● TASK PROMPT:
Render as a JSON list of strings, one per line with blank lines omitted, the records between the line holding "195, 155, 202]" and the line holding "457, 412, 465]", inclusive.

● RECORDS:
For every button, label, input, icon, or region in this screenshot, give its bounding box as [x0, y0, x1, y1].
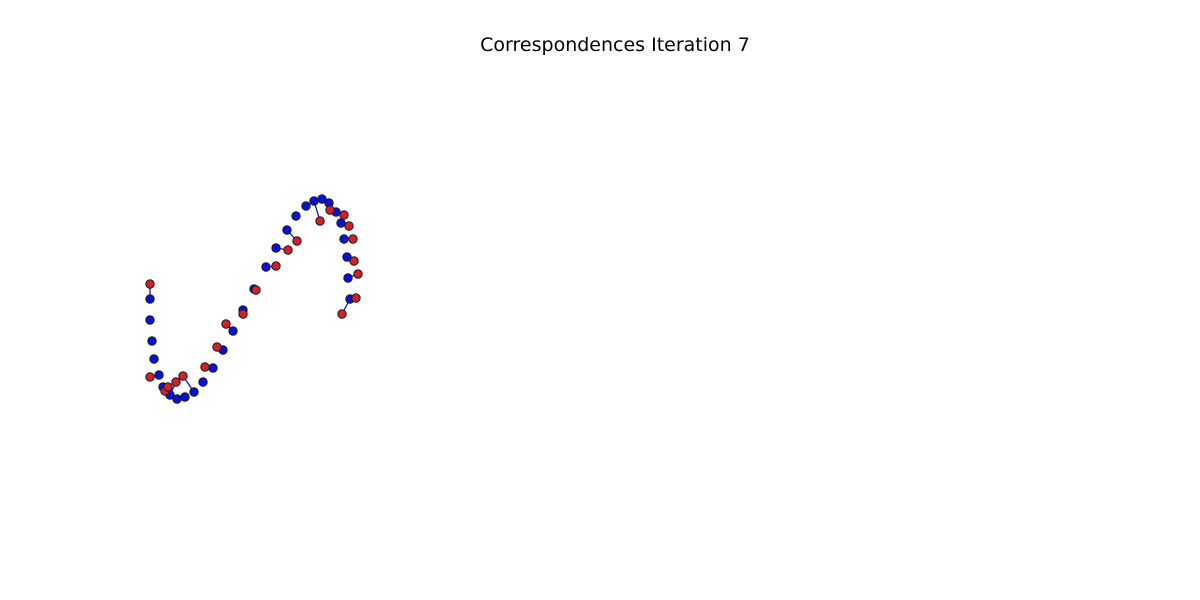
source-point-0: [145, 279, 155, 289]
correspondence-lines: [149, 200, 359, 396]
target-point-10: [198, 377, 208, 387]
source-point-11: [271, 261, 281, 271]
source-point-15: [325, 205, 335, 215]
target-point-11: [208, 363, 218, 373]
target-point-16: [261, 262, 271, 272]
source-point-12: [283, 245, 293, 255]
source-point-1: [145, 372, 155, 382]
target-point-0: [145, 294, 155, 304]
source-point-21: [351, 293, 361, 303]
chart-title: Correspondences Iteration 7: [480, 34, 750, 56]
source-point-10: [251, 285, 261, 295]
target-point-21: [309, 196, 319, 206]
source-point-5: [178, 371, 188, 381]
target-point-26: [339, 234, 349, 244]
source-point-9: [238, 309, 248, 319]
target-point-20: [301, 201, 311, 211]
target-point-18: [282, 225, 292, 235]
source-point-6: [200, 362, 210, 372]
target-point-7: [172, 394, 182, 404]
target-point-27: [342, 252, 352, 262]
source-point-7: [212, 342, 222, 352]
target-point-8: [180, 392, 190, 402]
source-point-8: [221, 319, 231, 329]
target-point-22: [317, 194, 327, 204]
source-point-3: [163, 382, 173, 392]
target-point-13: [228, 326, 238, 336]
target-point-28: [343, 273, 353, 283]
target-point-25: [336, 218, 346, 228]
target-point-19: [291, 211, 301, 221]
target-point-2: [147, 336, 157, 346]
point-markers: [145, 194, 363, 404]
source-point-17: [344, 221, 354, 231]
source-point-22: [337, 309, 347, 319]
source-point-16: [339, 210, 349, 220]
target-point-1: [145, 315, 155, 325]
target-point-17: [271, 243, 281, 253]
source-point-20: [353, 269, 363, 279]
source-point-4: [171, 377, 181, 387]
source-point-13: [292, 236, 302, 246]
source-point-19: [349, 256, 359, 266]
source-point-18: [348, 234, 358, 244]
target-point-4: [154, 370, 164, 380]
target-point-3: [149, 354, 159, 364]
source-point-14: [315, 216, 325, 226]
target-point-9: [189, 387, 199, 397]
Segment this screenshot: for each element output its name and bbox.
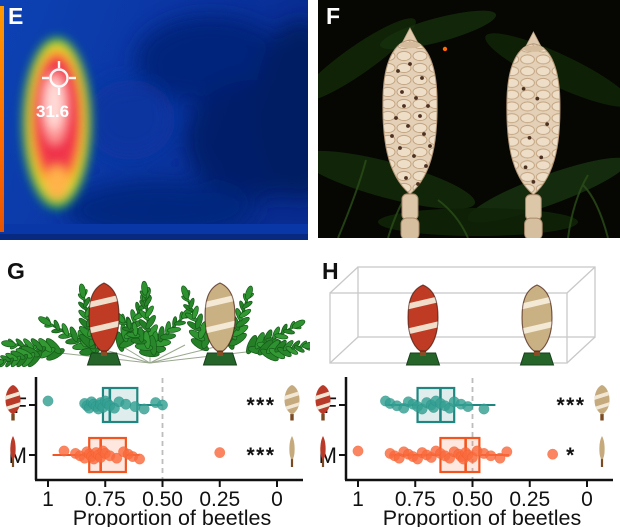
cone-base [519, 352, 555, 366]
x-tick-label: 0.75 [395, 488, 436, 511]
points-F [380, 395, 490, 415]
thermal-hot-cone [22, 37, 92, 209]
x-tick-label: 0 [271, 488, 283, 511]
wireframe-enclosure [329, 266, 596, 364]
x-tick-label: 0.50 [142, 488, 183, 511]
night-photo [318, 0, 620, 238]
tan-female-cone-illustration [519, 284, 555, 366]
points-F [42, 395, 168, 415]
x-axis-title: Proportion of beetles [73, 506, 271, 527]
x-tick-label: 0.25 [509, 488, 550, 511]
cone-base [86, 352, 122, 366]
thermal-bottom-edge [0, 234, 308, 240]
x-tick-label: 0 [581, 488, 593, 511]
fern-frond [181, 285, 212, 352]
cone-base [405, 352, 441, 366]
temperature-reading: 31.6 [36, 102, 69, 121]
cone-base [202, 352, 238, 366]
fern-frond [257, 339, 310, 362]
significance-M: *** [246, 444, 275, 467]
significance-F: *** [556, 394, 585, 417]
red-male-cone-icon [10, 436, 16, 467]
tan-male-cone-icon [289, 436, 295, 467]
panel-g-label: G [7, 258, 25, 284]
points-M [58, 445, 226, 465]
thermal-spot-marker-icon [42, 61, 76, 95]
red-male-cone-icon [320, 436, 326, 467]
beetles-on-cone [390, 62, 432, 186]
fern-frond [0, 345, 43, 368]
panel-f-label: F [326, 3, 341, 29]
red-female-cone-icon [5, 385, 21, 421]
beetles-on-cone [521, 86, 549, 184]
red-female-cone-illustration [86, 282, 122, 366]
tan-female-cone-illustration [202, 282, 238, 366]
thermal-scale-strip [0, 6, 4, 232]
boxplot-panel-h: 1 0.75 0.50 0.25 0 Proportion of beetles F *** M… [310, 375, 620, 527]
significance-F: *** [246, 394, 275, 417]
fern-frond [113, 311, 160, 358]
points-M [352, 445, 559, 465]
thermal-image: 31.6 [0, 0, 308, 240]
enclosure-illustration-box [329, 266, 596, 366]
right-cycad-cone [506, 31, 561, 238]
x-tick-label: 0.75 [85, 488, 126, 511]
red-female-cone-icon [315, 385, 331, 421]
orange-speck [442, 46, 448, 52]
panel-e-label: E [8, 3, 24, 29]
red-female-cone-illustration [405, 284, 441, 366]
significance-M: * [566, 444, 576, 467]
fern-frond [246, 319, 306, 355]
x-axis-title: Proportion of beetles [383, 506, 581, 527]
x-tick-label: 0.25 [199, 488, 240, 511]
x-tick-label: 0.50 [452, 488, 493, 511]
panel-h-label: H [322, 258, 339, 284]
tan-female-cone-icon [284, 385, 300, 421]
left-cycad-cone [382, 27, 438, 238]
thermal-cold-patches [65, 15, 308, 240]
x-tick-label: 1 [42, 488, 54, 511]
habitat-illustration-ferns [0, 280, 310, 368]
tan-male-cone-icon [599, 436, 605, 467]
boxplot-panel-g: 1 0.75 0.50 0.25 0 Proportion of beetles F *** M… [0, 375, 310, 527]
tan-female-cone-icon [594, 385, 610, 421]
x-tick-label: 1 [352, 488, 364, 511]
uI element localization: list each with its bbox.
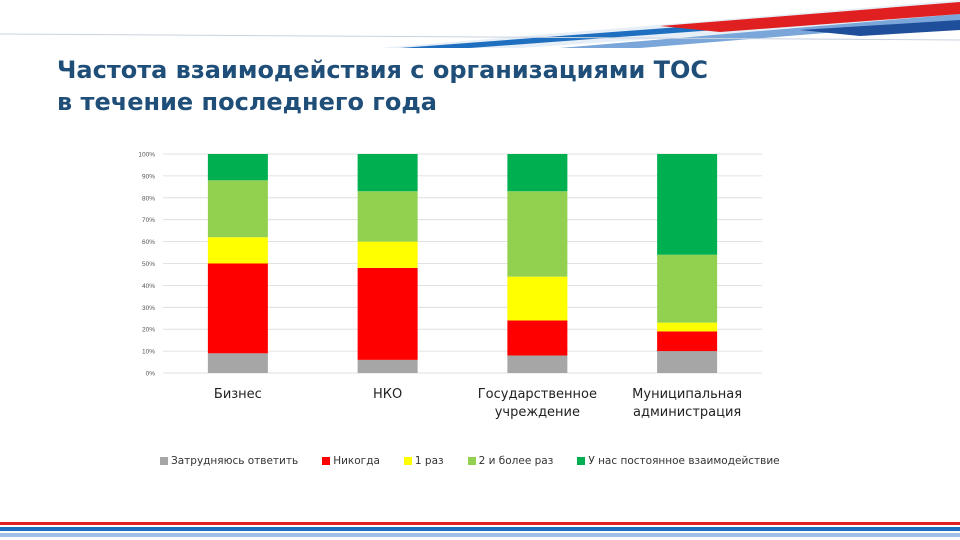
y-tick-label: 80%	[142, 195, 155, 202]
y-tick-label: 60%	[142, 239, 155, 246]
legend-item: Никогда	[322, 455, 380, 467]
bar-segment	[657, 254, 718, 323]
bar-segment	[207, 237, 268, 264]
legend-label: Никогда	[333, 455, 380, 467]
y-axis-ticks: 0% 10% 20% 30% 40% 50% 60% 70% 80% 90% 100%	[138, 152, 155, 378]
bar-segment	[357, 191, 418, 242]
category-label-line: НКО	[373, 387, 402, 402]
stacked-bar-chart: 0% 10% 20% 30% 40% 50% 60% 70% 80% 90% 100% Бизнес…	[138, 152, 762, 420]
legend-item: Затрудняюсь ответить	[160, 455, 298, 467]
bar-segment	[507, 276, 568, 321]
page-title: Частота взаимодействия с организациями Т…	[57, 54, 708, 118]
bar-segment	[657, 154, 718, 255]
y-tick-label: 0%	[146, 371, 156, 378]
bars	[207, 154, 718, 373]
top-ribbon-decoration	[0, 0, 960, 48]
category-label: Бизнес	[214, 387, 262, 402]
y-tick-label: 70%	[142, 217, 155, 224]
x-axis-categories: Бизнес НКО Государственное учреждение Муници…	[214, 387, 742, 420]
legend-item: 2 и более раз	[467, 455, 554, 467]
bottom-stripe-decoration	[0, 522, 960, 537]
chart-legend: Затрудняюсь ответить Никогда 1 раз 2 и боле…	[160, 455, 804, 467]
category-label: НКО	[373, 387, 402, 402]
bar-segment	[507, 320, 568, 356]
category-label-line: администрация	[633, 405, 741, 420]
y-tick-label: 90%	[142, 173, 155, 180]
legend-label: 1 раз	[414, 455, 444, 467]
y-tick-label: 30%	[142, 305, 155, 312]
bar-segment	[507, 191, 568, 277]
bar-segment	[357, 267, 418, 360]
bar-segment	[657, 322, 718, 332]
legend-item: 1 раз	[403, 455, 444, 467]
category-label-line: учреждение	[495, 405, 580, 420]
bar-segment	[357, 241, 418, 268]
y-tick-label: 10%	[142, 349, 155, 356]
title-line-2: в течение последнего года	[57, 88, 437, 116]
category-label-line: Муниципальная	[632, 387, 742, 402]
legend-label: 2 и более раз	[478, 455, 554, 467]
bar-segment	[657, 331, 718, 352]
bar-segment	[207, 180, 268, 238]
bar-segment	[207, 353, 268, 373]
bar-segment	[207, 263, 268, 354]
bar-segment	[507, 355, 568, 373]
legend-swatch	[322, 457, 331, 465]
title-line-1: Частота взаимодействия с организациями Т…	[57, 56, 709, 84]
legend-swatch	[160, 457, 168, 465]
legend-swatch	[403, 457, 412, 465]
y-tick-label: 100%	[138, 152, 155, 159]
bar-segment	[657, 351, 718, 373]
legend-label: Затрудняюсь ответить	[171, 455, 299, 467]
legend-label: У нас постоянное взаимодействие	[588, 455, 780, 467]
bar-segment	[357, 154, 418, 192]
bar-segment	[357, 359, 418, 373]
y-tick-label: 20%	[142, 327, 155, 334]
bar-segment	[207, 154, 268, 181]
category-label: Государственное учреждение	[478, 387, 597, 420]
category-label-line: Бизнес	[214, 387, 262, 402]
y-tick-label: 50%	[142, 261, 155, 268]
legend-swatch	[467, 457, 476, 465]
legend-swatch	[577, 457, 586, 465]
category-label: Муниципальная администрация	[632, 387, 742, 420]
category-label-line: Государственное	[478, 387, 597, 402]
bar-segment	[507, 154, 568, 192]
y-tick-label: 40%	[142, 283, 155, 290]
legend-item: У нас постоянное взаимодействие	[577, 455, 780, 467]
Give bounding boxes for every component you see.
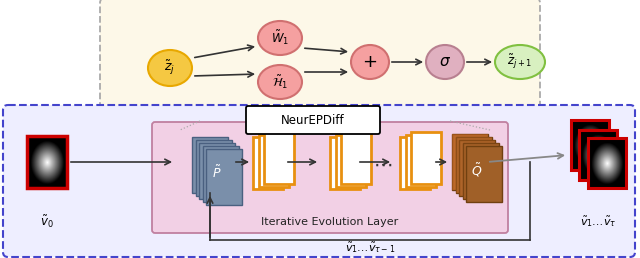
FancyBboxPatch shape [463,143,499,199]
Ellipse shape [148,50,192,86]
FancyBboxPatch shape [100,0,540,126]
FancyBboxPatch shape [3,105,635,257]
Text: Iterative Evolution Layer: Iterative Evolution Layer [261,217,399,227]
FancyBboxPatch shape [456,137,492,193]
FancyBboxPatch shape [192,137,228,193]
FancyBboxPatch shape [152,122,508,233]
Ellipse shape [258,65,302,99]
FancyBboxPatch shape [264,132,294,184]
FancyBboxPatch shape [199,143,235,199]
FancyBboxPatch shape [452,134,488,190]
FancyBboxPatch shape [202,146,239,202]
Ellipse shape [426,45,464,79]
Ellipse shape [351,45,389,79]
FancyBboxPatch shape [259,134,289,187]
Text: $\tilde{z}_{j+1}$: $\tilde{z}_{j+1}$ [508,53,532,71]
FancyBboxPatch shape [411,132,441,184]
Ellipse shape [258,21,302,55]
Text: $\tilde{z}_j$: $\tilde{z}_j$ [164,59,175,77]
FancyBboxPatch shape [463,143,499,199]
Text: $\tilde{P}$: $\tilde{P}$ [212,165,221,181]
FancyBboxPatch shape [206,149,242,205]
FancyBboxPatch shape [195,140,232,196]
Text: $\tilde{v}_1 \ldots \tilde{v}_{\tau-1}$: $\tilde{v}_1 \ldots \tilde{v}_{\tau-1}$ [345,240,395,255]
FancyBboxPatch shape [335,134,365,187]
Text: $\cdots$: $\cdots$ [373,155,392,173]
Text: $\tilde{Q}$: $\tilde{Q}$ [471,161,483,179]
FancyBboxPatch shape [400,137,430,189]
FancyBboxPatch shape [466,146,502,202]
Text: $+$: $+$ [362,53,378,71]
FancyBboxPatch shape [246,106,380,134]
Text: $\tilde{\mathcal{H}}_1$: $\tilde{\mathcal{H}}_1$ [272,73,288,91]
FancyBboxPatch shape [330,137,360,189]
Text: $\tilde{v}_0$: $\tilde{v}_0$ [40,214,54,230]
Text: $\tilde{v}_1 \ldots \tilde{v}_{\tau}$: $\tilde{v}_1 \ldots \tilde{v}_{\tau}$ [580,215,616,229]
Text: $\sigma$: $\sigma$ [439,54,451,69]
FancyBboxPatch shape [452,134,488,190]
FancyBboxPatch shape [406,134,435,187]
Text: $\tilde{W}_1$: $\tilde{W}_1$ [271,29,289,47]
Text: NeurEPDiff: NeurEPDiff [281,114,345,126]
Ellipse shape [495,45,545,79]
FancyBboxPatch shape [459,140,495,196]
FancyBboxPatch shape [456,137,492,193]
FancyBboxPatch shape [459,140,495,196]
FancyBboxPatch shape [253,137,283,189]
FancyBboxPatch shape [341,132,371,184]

● FINISHED EXERCISE:
[
  "y-tick-label: 80%\t[142, 195, 155, 202]",
  "y-tick-label: 60%\t[142, 239, 155, 246]",
  "legend-item: Никогда\t[322, 455, 380, 467]",
  "bar-segment\t[657, 254, 718, 323]",
  "bar-segment\t[207, 237, 268, 264]",
  "legend-label: Никогда\t[333, 455, 380, 467]",
  "y-axis-ticks: 0% 10% 20% 30% 40% 50% 60% 70% 80% 90% 100%\t[138, 152, 155, 378]",
  "bar-segment\t[357, 191, 418, 242]",
  "category-label-line: НКО\t[373, 387, 402, 402]",
  "stacked-bar-chart: 0% 10% 20% 30% 40% 50% 60% 70% 80% 90% 100% Бизнес…\t[138, 152, 762, 420]",
  "legend-item: Затрудняюсь ответить\t[160, 455, 298, 467]",
  "bar-segment\t[507, 276, 568, 321]",
  "page-title: Частота взаимодействия с организациями Т…\t[57, 54, 708, 118]",
  "bar-segment\t[657, 154, 718, 255]",
  "y-tick-label: 0%\t[146, 371, 156, 378]",
  "bars\t[207, 154, 718, 373]",
  "top-ribbon-decoration\t[0, 0, 960, 48]",
  "category-label: Бизнес\t[214, 387, 262, 402]",
  "y-tick-label: 70%\t[142, 217, 155, 224]",
  "x-axis-categories: Бизнес НКО Государственное учреждение Муници…\t[214, 387, 742, 420]",
  "legend-item: 2 и более раз\t[467, 455, 554, 467]",
  "bottom-stripe-decoration\t[0, 522, 960, 537]",
  "chart-legend: Затрудняюсь ответить Никогда 1 раз 2 и боле…\t[160, 455, 804, 467]",
  "category-label: НКО\t[373, 387, 402, 402]",
  "bar-segment\t[507, 320, 568, 356]",
  "category-label-line: администрация\t[633, 405, 741, 420]",
  "y-tick-label: 90%\t[142, 173, 155, 180]",
  "legend-label: 1 раз\t[414, 455, 444, 467]",
  "y-tick-label: 30%\t[142, 305, 155, 312]",
  "bar-segment\t[507, 191, 568, 277]",
  "bar-segment\t[357, 267, 418, 360]",
  "bar-segment\t[657, 322, 718, 332]",
  "legend-item: 1 раз\t[403, 455, 444, 467]",
  "category-label-line: учреждение\t[495, 405, 580, 420]",
  "bar-segment\t[357, 241, 418, 268]",
  "y-tick-label: 10%\t[142, 349, 155, 356]",
  "title-line-2: в течение последнего года\t[57, 88, 437, 116]",
  "category-label-line: Муниципальная\t[632, 387, 742, 402]",
  "legend-label: 2 и более раз\t[478, 455, 554, 467]",
  "bar-segment\t[657, 331, 718, 352]",
  "bar-segment\t[207, 180, 268, 238]",
  "bar-segment\t[207, 353, 268, 373]",
  "bar-segment\t[207, 263, 268, 354]",
  "bar-segment\t[507, 355, 568, 373]",
  "legend-swatch\t[322, 457, 331, 465]",
  "title-line-1: Частота взаимодействия с организациями Т…\t[57, 56, 709, 84]",
  "legend-swatch\t[160, 457, 168, 465]",
  "legend-swatch\t[403, 457, 412, 465]"
]